Collect the lines of the entries where "color" shows up.
** Start **
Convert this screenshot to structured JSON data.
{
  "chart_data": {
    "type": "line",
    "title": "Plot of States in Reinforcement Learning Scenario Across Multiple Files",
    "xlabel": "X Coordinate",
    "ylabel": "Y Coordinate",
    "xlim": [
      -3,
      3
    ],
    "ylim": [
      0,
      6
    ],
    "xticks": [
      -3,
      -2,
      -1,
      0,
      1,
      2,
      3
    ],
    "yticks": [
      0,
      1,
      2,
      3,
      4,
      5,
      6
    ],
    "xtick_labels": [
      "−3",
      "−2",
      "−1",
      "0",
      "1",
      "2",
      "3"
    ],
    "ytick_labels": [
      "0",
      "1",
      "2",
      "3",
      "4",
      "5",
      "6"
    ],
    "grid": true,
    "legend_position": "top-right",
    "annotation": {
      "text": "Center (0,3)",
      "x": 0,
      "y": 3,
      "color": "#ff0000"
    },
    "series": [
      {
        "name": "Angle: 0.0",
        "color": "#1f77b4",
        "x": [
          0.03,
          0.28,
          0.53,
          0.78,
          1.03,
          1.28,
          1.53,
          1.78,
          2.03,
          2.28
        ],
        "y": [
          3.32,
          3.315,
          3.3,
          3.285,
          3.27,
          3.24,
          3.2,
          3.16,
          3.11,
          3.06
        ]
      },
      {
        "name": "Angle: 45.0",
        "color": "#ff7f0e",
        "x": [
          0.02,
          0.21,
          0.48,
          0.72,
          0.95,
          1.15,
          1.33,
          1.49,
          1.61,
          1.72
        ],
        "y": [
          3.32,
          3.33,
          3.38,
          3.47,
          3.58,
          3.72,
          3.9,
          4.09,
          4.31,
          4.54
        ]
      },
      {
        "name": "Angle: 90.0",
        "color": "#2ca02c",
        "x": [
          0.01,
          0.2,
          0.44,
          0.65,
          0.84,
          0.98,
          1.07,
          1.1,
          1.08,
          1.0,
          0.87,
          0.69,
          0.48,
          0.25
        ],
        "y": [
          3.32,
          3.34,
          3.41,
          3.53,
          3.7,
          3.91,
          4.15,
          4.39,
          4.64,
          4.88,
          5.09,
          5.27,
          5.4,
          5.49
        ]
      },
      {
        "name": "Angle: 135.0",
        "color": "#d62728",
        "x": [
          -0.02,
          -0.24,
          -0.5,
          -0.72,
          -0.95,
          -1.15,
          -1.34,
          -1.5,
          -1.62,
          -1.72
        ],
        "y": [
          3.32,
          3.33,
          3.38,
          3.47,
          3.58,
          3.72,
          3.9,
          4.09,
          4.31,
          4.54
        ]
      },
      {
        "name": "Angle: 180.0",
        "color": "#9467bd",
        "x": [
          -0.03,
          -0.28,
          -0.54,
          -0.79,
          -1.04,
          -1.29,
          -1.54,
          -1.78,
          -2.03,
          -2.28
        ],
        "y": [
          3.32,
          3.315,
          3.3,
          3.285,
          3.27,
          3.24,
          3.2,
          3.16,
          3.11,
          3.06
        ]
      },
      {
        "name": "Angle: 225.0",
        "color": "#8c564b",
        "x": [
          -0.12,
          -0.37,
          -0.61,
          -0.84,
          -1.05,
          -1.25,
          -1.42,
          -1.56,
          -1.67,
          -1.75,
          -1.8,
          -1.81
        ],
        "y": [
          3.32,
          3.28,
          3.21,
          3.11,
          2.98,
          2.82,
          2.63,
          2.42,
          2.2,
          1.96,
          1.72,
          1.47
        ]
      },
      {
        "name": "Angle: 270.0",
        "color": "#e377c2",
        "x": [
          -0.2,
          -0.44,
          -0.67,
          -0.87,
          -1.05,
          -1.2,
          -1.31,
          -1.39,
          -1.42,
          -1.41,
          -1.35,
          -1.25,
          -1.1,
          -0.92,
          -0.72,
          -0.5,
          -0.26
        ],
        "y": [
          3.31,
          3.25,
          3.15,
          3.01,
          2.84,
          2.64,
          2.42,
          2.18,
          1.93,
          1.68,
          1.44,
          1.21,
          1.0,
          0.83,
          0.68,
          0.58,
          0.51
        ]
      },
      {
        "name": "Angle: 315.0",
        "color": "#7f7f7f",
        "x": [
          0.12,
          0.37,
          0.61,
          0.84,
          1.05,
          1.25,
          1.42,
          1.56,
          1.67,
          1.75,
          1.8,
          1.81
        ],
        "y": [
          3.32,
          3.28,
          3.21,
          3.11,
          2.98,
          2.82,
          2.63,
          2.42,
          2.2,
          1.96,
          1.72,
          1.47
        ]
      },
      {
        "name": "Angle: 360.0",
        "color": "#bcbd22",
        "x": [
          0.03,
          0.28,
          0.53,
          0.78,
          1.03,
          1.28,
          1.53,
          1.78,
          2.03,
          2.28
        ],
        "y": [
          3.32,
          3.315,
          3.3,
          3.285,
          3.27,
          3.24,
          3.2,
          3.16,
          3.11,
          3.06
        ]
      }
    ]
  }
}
** End **
## Response to this exercise
      "color": "#ff0000"
        "color": "#1f77b4",
        "color": "#ff7f0e",
        "color": "#2ca02c",
        "color": "#d62728",
        "color": "#9467bd",
        "color": "#8c564b",
        "color": "#e377c2",
        "color": "#7f7f7f",
        "color": "#bcbd22",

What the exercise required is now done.